** Start **
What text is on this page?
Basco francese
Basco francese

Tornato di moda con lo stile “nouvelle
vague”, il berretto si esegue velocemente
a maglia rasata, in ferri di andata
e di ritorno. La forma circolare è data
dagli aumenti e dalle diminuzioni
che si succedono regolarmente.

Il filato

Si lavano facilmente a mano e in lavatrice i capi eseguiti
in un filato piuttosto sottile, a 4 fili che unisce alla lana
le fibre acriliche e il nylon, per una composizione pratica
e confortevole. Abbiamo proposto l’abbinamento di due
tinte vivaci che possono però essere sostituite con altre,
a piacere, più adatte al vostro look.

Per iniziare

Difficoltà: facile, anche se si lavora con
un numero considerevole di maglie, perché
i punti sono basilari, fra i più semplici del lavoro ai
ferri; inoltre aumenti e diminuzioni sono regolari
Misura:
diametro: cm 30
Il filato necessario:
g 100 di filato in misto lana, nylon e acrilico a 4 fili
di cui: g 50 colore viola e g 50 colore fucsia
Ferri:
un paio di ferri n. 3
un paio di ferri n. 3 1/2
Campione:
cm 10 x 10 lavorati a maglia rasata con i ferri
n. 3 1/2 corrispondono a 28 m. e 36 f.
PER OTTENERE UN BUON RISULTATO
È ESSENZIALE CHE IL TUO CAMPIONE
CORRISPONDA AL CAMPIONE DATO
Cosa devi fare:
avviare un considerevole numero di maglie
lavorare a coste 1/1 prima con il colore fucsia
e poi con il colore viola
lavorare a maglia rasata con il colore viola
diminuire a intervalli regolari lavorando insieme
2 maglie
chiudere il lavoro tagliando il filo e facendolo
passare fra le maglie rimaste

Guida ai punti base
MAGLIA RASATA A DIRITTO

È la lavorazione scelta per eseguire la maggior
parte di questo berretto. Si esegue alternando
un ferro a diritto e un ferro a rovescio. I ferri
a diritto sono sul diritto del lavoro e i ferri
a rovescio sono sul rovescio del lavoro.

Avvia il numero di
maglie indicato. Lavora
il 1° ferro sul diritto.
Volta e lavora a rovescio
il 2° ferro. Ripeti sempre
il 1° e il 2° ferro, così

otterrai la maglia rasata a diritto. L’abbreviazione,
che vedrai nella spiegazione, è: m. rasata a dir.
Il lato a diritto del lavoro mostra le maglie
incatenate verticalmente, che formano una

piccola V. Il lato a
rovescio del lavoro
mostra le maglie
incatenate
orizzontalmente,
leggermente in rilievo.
** End **
Stated goal ▸ Select the lines from the entries that include the word "considerevole".

Exercise solution ▸
un numero considerevole di maglie, perché
avviare un considerevole numero di maglie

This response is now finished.